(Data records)
===

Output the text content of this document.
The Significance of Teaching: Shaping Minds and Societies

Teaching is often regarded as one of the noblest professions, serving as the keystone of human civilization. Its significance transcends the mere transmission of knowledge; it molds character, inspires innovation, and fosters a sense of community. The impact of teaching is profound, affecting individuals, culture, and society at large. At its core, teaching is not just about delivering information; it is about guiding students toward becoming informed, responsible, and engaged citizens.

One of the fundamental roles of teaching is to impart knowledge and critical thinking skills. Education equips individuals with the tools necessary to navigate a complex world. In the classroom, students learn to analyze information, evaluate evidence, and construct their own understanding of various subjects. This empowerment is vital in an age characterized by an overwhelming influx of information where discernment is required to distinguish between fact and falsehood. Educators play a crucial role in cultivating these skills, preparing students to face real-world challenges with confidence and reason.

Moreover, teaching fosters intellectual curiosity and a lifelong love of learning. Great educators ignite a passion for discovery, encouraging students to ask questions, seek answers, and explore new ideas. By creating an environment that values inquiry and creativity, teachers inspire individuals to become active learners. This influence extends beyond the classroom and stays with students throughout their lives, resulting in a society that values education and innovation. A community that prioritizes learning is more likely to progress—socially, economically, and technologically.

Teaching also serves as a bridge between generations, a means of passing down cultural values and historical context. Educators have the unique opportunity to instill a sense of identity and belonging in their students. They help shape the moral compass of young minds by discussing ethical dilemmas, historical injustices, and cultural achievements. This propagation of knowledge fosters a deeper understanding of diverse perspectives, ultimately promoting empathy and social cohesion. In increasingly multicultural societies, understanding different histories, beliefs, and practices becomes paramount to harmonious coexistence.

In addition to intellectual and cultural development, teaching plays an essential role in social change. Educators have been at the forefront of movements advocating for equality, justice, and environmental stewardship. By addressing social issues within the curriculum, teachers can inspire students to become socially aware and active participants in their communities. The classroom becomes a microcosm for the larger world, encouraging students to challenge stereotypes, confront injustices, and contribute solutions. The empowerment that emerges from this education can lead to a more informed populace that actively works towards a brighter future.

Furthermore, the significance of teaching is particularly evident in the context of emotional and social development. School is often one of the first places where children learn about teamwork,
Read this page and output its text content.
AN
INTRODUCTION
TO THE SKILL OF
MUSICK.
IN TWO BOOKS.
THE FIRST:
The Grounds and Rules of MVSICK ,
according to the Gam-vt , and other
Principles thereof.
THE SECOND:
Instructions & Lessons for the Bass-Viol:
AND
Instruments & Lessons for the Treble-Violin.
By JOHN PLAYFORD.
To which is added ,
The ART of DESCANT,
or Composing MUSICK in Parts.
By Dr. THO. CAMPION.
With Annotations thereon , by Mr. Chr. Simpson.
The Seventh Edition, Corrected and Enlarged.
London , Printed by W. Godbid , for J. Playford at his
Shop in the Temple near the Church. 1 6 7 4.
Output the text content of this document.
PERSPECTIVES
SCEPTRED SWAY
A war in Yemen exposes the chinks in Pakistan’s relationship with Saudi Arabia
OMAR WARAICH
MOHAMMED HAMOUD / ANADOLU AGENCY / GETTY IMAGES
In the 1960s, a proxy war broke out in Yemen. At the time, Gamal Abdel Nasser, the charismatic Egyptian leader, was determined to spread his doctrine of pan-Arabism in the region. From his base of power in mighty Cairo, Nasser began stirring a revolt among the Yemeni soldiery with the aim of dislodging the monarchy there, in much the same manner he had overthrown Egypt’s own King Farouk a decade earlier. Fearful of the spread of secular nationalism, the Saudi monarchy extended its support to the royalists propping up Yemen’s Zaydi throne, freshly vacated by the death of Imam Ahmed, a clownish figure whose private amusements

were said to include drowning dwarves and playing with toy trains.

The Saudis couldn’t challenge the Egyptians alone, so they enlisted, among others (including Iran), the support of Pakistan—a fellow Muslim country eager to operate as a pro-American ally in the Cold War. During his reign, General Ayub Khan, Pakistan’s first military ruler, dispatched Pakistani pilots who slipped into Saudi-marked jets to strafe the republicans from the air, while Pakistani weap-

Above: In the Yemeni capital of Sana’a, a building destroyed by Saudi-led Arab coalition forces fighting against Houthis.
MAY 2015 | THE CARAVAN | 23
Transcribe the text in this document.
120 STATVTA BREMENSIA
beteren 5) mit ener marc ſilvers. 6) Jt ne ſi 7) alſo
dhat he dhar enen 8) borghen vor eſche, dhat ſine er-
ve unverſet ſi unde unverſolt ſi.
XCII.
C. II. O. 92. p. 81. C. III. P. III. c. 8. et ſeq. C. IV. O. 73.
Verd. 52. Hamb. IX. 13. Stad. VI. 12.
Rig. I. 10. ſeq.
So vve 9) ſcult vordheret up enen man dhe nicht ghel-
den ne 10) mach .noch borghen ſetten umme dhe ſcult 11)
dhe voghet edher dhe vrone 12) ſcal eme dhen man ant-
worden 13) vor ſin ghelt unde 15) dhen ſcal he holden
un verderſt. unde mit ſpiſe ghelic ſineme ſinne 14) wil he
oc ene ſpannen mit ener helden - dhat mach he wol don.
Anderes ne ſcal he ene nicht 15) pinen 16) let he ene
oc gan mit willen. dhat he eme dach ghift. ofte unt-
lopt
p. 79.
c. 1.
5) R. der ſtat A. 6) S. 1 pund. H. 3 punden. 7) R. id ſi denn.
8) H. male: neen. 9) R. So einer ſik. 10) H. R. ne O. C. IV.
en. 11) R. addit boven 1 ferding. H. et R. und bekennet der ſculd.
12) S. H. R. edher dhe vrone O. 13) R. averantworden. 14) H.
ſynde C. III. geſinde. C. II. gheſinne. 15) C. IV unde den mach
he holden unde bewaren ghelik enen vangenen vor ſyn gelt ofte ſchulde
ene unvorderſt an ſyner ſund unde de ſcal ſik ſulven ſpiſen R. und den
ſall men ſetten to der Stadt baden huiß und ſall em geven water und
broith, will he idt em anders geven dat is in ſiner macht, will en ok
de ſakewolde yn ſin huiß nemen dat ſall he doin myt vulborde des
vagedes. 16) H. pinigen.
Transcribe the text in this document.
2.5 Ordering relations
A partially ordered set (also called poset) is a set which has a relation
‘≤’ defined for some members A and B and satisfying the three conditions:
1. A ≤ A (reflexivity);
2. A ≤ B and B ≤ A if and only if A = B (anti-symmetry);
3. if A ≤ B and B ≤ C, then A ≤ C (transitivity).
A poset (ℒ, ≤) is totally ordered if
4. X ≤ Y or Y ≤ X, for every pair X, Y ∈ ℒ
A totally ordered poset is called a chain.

===

-- WRITTEN REQUEST --
What is the number of lines containing "holden"? Give that number only.

-- THE OUTPUT --
2